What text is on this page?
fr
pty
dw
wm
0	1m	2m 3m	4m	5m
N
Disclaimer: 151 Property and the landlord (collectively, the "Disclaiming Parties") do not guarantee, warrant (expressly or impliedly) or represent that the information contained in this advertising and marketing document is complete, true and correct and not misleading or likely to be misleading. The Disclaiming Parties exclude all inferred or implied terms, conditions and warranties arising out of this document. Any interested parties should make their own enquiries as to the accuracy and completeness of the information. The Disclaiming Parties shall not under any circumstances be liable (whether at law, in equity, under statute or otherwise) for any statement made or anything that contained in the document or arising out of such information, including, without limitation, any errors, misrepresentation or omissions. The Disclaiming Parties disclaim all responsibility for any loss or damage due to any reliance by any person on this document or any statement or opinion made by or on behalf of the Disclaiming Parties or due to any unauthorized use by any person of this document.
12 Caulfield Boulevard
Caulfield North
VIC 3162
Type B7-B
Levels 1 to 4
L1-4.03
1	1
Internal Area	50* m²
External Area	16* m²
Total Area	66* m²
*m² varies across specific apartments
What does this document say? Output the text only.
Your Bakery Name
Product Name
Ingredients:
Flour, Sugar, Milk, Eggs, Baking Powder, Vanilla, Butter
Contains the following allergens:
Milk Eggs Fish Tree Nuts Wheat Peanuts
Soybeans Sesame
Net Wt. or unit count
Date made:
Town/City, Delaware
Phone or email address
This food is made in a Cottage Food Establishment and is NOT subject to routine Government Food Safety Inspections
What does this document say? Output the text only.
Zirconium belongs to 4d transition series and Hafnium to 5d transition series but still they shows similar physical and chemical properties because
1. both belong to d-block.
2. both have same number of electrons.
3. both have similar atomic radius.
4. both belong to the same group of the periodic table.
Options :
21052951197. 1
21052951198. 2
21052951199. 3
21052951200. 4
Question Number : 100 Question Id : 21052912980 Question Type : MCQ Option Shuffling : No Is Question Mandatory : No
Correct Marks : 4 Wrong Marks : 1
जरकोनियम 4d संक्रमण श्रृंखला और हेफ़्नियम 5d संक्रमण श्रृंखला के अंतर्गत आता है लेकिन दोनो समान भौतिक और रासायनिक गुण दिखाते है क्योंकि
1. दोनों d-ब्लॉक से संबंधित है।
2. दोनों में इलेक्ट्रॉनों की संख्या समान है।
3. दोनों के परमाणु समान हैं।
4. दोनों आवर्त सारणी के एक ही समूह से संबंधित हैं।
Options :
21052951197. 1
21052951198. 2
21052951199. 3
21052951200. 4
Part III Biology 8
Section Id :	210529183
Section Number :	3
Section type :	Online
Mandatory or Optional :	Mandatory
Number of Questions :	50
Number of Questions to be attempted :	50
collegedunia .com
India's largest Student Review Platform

### PROMPT
Return all of the data word for word.

### RESPONSE TO THE TASK
What text is on this page?
fr
pty
dw
wm
0	1m	2m 3m	4m	5m
N
Disclaimer: 151 Property and the landlord (collectively, the "Disclaiming Parties") do not guarantee, warrant (expressly or impliedly) or represent that the information contained in this advertising and marketing document is complete, true and correct and not misleading or likely to be misleading. The Disclaiming Parties exclude all inferred or implied terms, conditions and warranties arising out of this document. Any interested parties should make their own enquiries as to the accuracy and completeness of the information. The Disclaiming Parties shall not under any circumstances be liable (whether at law, in equity, under statute or otherwise) for any statement made or anything that contained in the document or arising out of such information, including, without limitation, any errors, misrepresentation or omissions. The Disclaiming Parties disclaim all responsibility for any loss or damage due to any reliance by any person on this document or any statement or opinion made by or on behalf of the Disclaiming Parties or due to any unauthorized use by any person of this document.
12 Caulfield Boulevard
Caulfield North
VIC 3162
Type B7-B
Levels 1 to 4
L1-4.03
1	1
Internal Area	50* m²
External Area	16* m²
Total Area	66* m²
*m² varies across specific apartments
What does this document say? Output the text only.
Your Bakery Name
Product Name
Ingredients:
Flour, Sugar, Milk, Eggs, Baking Powder, Vanilla, Butter
Contains the following allergens:
Milk Eggs Fish Tree Nuts Wheat Peanuts
Soybeans Sesame
Net Wt. or unit count
Date made:
Town/City, Delaware
Phone or email address
This food is made in a Cottage Food Establishment and is NOT subject to routine Government Food Safety Inspections
What does this document say? Output the text only.
Zirconium belongs to 4d transition series and Hafnium to 5d transition series but still they shows similar physical and chemical properties because
1. both belong to d-block.
2. both have same number of electrons.
3. both have similar atomic radius.
4. both belong to the same group of the periodic table.
Options :
21052951197. 1
21052951198. 2
21052951199. 3
21052951200. 4
Question Number : 100 Question Id : 21052912980 Question Type : MCQ Option Shuffling : No Is Question Mandatory : No
Correct Marks : 4 Wrong Marks : 1
जरकोनियम 4d संक्रमण श्रृंखला और हेफ़्नियम 5d संक्रमण श्रृंखला के अंतर्गत आता है लेकिन दोनो समान भौतिक और रासायनिक गुण दिखाते है क्योंकि
1. दोनों d-ब्लॉक से संबंधित है।
2. दोनों में इलेक्ट्रॉनों की संख्या समान है।
3. दोनों के परमाणु समान हैं।
4. दोनों आवर्त सारणी के एक ही समूह से संबंधित हैं।
Options :
21052951197. 1
21052951198. 2
21052951199. 3
21052951200. 4
Part III Biology 8
Section Id :	210529183
Section Number :	3
Section type :	Online
Mandatory or Optional :	Mandatory
Number of Questions :	50
Number of Questions to be attempted :	50
collegedunia .com
India's largest Student Review Platform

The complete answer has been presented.